Copy out all of the material below word for word, keeping every line in its original order. Leave out the pictures.

Begin Extracted records

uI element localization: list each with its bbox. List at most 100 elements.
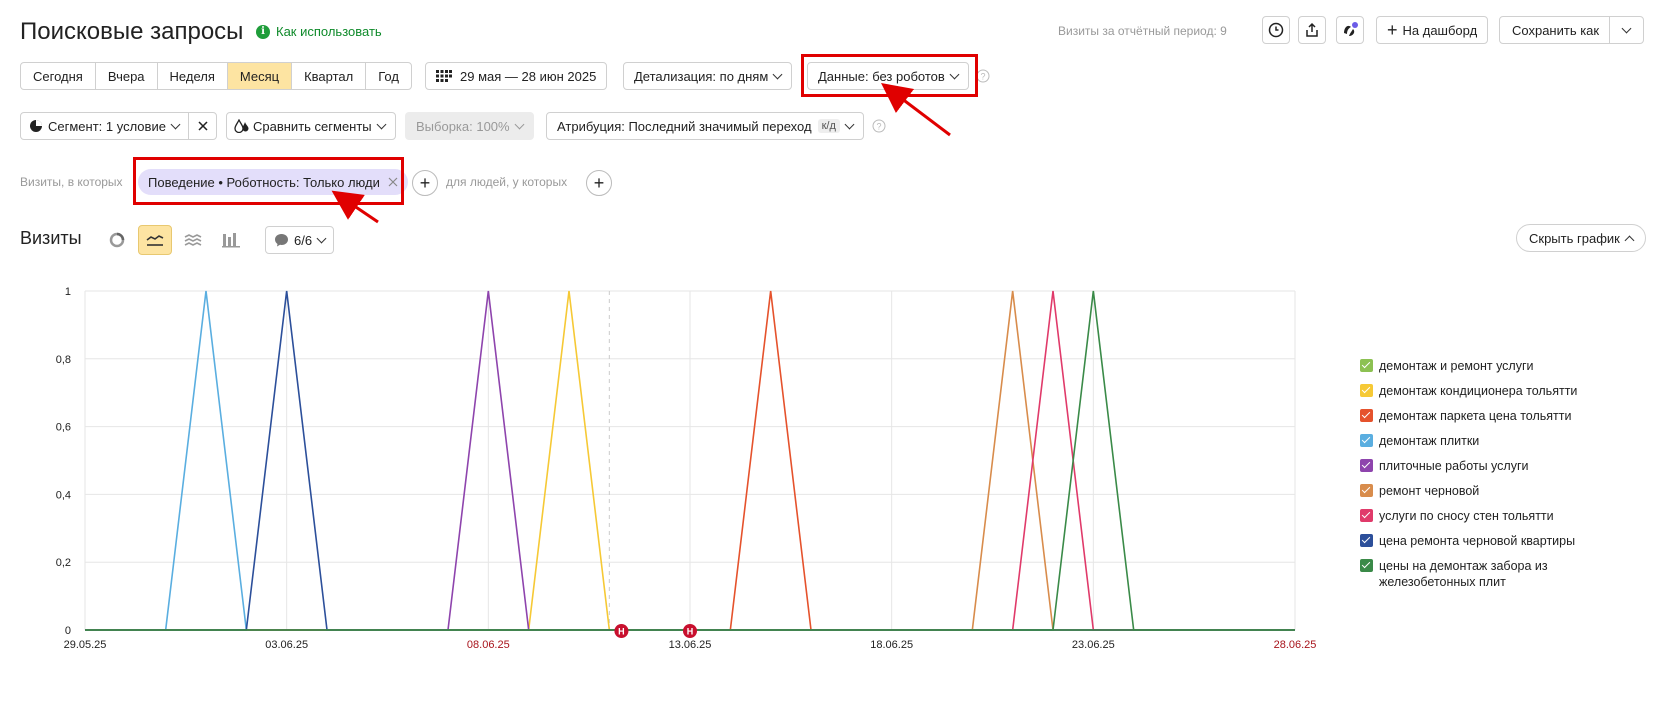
attribution-dropdown[interactable]: Атрибуция: Последний значимый переход к/… [546, 112, 864, 140]
save-as-button[interactable]: Сохранить как [1499, 16, 1644, 44]
save-as-dropdown[interactable] [1609, 17, 1643, 43]
segment-dropdown[interactable]: Сегмент: 1 условие [20, 112, 217, 140]
save-as-label: Сохранить как [1512, 22, 1600, 38]
area-chart-icon [184, 234, 202, 246]
x-tick-label: 08.06.25 [467, 639, 510, 651]
period-month[interactable]: Месяц [227, 63, 293, 89]
chevron-down-icon [844, 119, 855, 129]
visits-filter-label: Визиты, в которых [20, 175, 123, 189]
plus-icon: + [1387, 20, 1398, 40]
series-count-label: 6/6 [294, 232, 313, 248]
legend-checkbox-icon[interactable] [1360, 459, 1373, 472]
history-button[interactable] [1262, 16, 1290, 44]
bar-chart-icon [222, 233, 240, 248]
x-tick-label: 23.06.25 [1072, 639, 1115, 651]
legend-item[interactable]: демонтаж паркета цена тольятти [1360, 408, 1660, 424]
legend-item[interactable]: ремонт черновой [1360, 483, 1660, 499]
legend-checkbox-icon[interactable] [1360, 409, 1373, 422]
legend-checkbox-icon[interactable] [1360, 484, 1373, 497]
legend-item[interactable]: демонтаж плитки [1360, 433, 1660, 449]
period-selector: Сегодня Вчера Неделя Месяц Квартал Год [20, 62, 412, 90]
page-title: Поисковые запросы [20, 18, 244, 45]
legend-checkbox-icon[interactable] [1360, 559, 1373, 572]
plus-icon: + [593, 172, 605, 193]
legend-label: демонтаж и ремонт услуги [1379, 359, 1534, 373]
series-selector-dropdown[interactable]: 6/6 [265, 226, 335, 254]
legend-checkbox-icon[interactable] [1360, 359, 1373, 372]
annotation-marker-label: Н [687, 627, 694, 637]
add-people-condition-button[interactable]: + [586, 170, 612, 196]
view-bar-button[interactable] [214, 225, 248, 255]
period-today[interactable]: Сегодня [21, 63, 96, 89]
y-tick-label: 0,4 [56, 489, 71, 501]
period-year[interactable]: Год [366, 63, 411, 89]
line-chart-icon [146, 235, 164, 246]
hide-chart-button[interactable]: Скрыть график [1516, 224, 1646, 252]
share-icon [1306, 22, 1318, 37]
clock-icon [1268, 22, 1284, 38]
pie-icon [30, 120, 42, 132]
arrow-to-data-filter [881, 82, 951, 137]
drops-icon [234, 119, 249, 133]
legend-item[interactable]: демонтаж кондиционера тольятти [1360, 383, 1660, 399]
line-chart: 0 0,2 0,4 0,6 0,8 1 29.05.25 03.06.25 08.06.25 13… [56, 286, 1317, 651]
calendar-icon [436, 70, 452, 82]
legend-item[interactable]: демонтаж и ремонт услуги [1360, 358, 1660, 374]
compare-segments-dropdown[interactable]: Сравнить сегменты [226, 112, 396, 140]
detail-label: Детализация: по дням [634, 68, 769, 84]
legend-label: плиточные работы услуги [1379, 459, 1529, 473]
y-tick-label: 1 [65, 286, 71, 298]
sample-label: Выборка: 100% [416, 118, 510, 134]
svg-text:?: ? [876, 122, 881, 132]
legend-item[interactable]: цена ремонта черновой квартиры [1360, 533, 1660, 549]
date-range-picker[interactable]: 29 мая — 28 июн 2025 [425, 62, 608, 90]
legend-item[interactable]: услуги по сносу стен тольятти [1360, 508, 1660, 524]
attribution-label: Атрибуция: Последний значимый переход [557, 118, 812, 134]
legend-label: услуги по сносу стен тольятти [1379, 509, 1554, 523]
y-tick-label: 0,6 [56, 422, 71, 434]
annotation-marker-label: Н [618, 627, 625, 637]
legend-item[interactable]: цены на демонтаж забора из железобетонны… [1360, 558, 1660, 590]
legend-item[interactable]: плиточные работы услуги [1360, 458, 1660, 474]
assistant-button[interactable] [1336, 16, 1364, 44]
plus-icon: + [419, 172, 431, 193]
view-pie-button[interactable] [100, 225, 134, 255]
period-quarter[interactable]: Квартал [292, 63, 367, 89]
attribution-badge: к/д [817, 119, 840, 133]
y-tick-label: 0,8 [56, 354, 71, 366]
to-dashboard-button[interactable]: + На дашборд [1376, 16, 1489, 44]
chevron-down-icon [170, 119, 181, 129]
how-to-use-link[interactable]: i Как использовать [256, 24, 382, 39]
date-range-label: 29 мая — 28 июн 2025 [460, 68, 597, 84]
x-tick-label: 13.06.25 [669, 639, 712, 651]
period-yesterday[interactable]: Вчера [96, 63, 158, 89]
help-icon[interactable]: ? [976, 69, 990, 83]
legend-label: демонтаж паркета цена тольятти [1379, 409, 1572, 423]
legend-checkbox-icon[interactable] [1360, 534, 1373, 547]
legend-checkbox-icon[interactable] [1360, 384, 1373, 397]
close-icon [197, 121, 208, 131]
period-week[interactable]: Неделя [158, 63, 228, 89]
segment-clear-button[interactable] [188, 113, 216, 139]
export-button[interactable] [1298, 16, 1326, 44]
legend-checkbox-icon[interactable] [1360, 434, 1373, 447]
legend-label: цена ремонта черновой квартиры [1379, 534, 1576, 548]
detail-dropdown[interactable]: Детализация: по дням [623, 62, 793, 90]
sample-dropdown[interactable]: Выборка: 100% [405, 112, 534, 140]
hide-chart-label: Скрыть график [1529, 230, 1620, 246]
chevron-up-icon [1624, 235, 1635, 245]
section-title: Визиты [20, 228, 82, 248]
chevron-down-icon [1621, 23, 1632, 33]
view-area-button[interactable] [176, 225, 210, 255]
legend-label: ремонт черновой [1379, 484, 1480, 498]
add-visit-condition-button[interactable]: + [412, 170, 438, 196]
x-tick-label: 28.06.25 [1274, 639, 1317, 651]
to-dashboard-label: На дашборд [1402, 22, 1478, 38]
legend-label: демонтаж плитки [1379, 434, 1480, 448]
help-icon[interactable]: ? [872, 119, 886, 133]
y-tick-label: 0,2 [56, 557, 71, 569]
view-line-button[interactable] [138, 225, 172, 255]
y-tick-label: 0 [65, 625, 71, 637]
x-tick-label: 03.06.25 [265, 639, 308, 651]
legend-checkbox-icon[interactable] [1360, 509, 1373, 522]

End Extracted records

_Answer to this exercise:_
uI element localization: list each with its bbox. List at most 100 elements.
attribution-dropdown[interactable]: Атрибуция: Последний значимый переход к/… [546, 112, 864, 140]
save-as-button[interactable]: Сохранить как [1499, 16, 1644, 44]
save-as-dropdown[interactable] [1609, 17, 1643, 43]
segment-dropdown[interactable]: Сегмент: 1 условие [20, 112, 217, 140]
save-as-label: Сохранить как [1512, 22, 1600, 38]
area-chart-icon [184, 234, 202, 246]
x-tick-label: 08.06.25 [467, 639, 510, 651]
period-month[interactable]: Месяц [227, 63, 293, 89]
chevron-down-icon [844, 119, 855, 129]
visits-filter-label: Визиты, в которых [20, 175, 123, 189]
plus-icon: + [1387, 20, 1398, 40]
series-count-label: 6/6 [294, 232, 313, 248]
legend-checkbox-icon[interactable] [1360, 459, 1373, 472]
history-button[interactable] [1262, 16, 1290, 44]
bar-chart-icon [222, 233, 240, 248]
x-tick-label: 23.06.25 [1072, 639, 1115, 651]
legend-item[interactable]: демонтаж паркета цена тольятти [1360, 408, 1660, 424]
legend-item[interactable]: ремонт черновой [1360, 483, 1660, 499]
legend-checkbox-icon[interactable] [1360, 409, 1373, 422]
legend-checkbox-icon[interactable] [1360, 484, 1373, 497]
legend-item[interactable]: демонтаж плитки [1360, 433, 1660, 449]
period-selector: Сегодня Вчера Неделя Месяц Квартал Год [20, 62, 412, 90]
page-title: Поисковые запросы [20, 18, 244, 45]
legend-checkbox-icon[interactable] [1360, 559, 1373, 572]
plus-icon: + [593, 172, 605, 193]
legend-label: демонтаж и ремонт услуги [1379, 359, 1534, 373]
series-selector-dropdown[interactable]: 6/6 [265, 226, 335, 254]
legend-checkbox-icon[interactable] [1360, 359, 1373, 372]
annotation-marker-label: Н [687, 627, 694, 637]
add-people-condition-button[interactable]: + [586, 170, 612, 196]
view-bar-button[interactable] [214, 225, 248, 255]
period-today[interactable]: Сегодня [21, 63, 96, 89]
y-tick-label: 0,4 [56, 489, 71, 501]
period-year[interactable]: Год [366, 63, 411, 89]
line-chart-icon [146, 235, 164, 246]
hide-chart-button[interactable]: Скрыть график [1516, 224, 1646, 252]
share-icon [1306, 22, 1318, 37]
clock-icon [1268, 22, 1284, 38]
pie-icon [30, 120, 42, 132]
arrow-to-data-filter [881, 82, 951, 137]
drops-icon [234, 119, 249, 133]
legend-item[interactable]: демонтаж кондиционера тольятти [1360, 383, 1660, 399]
line-chart: 0 0,2 0,4 0,6 0,8 1 29.05.25 03.06.25 08.06.25 13… [56, 286, 1317, 651]
calendar-icon [436, 70, 452, 82]
legend-item[interactable]: демонтаж и ремонт услуги [1360, 358, 1660, 374]
compare-segments-dropdown[interactable]: Сравнить сегменты [226, 112, 396, 140]
detail-label: Детализация: по дням [634, 68, 769, 84]
legend-label: плиточные работы услуги [1379, 459, 1529, 473]
y-tick-label: 1 [65, 286, 71, 298]
sample-label: Выборка: 100% [416, 118, 510, 134]
svg-text:?: ? [876, 122, 881, 132]
legend-item[interactable]: цена ремонта черновой квартиры [1360, 533, 1660, 549]
date-range-picker[interactable]: 29 мая — 28 июн 2025 [425, 62, 608, 90]
legend-item[interactable]: услуги по сносу стен тольятти [1360, 508, 1660, 524]
attribution-label: Атрибуция: Последний значимый переход [557, 118, 812, 134]
legend-label: услуги по сносу стен тольятти [1379, 509, 1554, 523]
y-tick-label: 0,6 [56, 422, 71, 434]
annotation-marker-label: Н [618, 627, 625, 637]
legend-item[interactable]: цены на демонтаж забора из железобетонны… [1360, 558, 1660, 590]
legend-item[interactable]: плиточные работы услуги [1360, 458, 1660, 474]
assistant-button[interactable] [1336, 16, 1364, 44]
plus-icon: + [419, 172, 431, 193]
view-pie-button[interactable] [100, 225, 134, 255]
period-quarter[interactable]: Квартал [292, 63, 367, 89]
attribution-badge: к/д [817, 119, 840, 133]
y-tick-label: 0,8 [56, 354, 71, 366]
to-dashboard-button[interactable]: + На дашборд [1376, 16, 1489, 44]
chevron-down-icon [170, 119, 181, 129]
how-to-use-link[interactable]: i Как использовать [256, 24, 382, 39]
date-range-label: 29 мая — 28 июн 2025 [460, 68, 597, 84]
x-tick-label: 13.06.25 [669, 639, 712, 651]
period-yesterday[interactable]: Вчера [96, 63, 158, 89]
help-icon[interactable]: ? [976, 69, 990, 83]
legend-label: демонтаж паркета цена тольятти [1379, 409, 1572, 423]
legend-checkbox-icon[interactable] [1360, 534, 1373, 547]
legend-checkbox-icon[interactable] [1360, 384, 1373, 397]
close-icon [197, 121, 208, 131]
period-week[interactable]: Неделя [158, 63, 228, 89]
segment-clear-button[interactable] [188, 113, 216, 139]
export-button[interactable] [1298, 16, 1326, 44]
legend-checkbox-icon[interactable] [1360, 434, 1373, 447]
legend-label: цена ремонта черновой квартиры [1379, 534, 1576, 548]
detail-dropdown[interactable]: Детализация: по дням [623, 62, 793, 90]
sample-dropdown[interactable]: Выборка: 100% [405, 112, 534, 140]
hide-chart-label: Скрыть график [1529, 230, 1620, 246]
chevron-up-icon [1624, 235, 1635, 245]
section-title: Визиты [20, 228, 82, 248]
chevron-down-icon [1621, 23, 1632, 33]
view-area-button[interactable] [176, 225, 210, 255]
legend-label: ремонт черновой [1379, 484, 1480, 498]
add-visit-condition-button[interactable]: + [412, 170, 438, 196]
x-tick-label: 28.06.25 [1274, 639, 1317, 651]
to-dashboard-label: На дашборд [1402, 22, 1478, 38]
legend-label: демонтаж плитки [1379, 434, 1480, 448]
help-icon[interactable]: ? [872, 119, 886, 133]
y-tick-label: 0,2 [56, 557, 71, 569]
view-line-button[interactable] [138, 225, 172, 255]
y-tick-label: 0 [65, 625, 71, 637]
x-tick-label: 03.06.25 [265, 639, 308, 651]
legend-checkbox-icon[interactable] [1360, 509, 1373, 522]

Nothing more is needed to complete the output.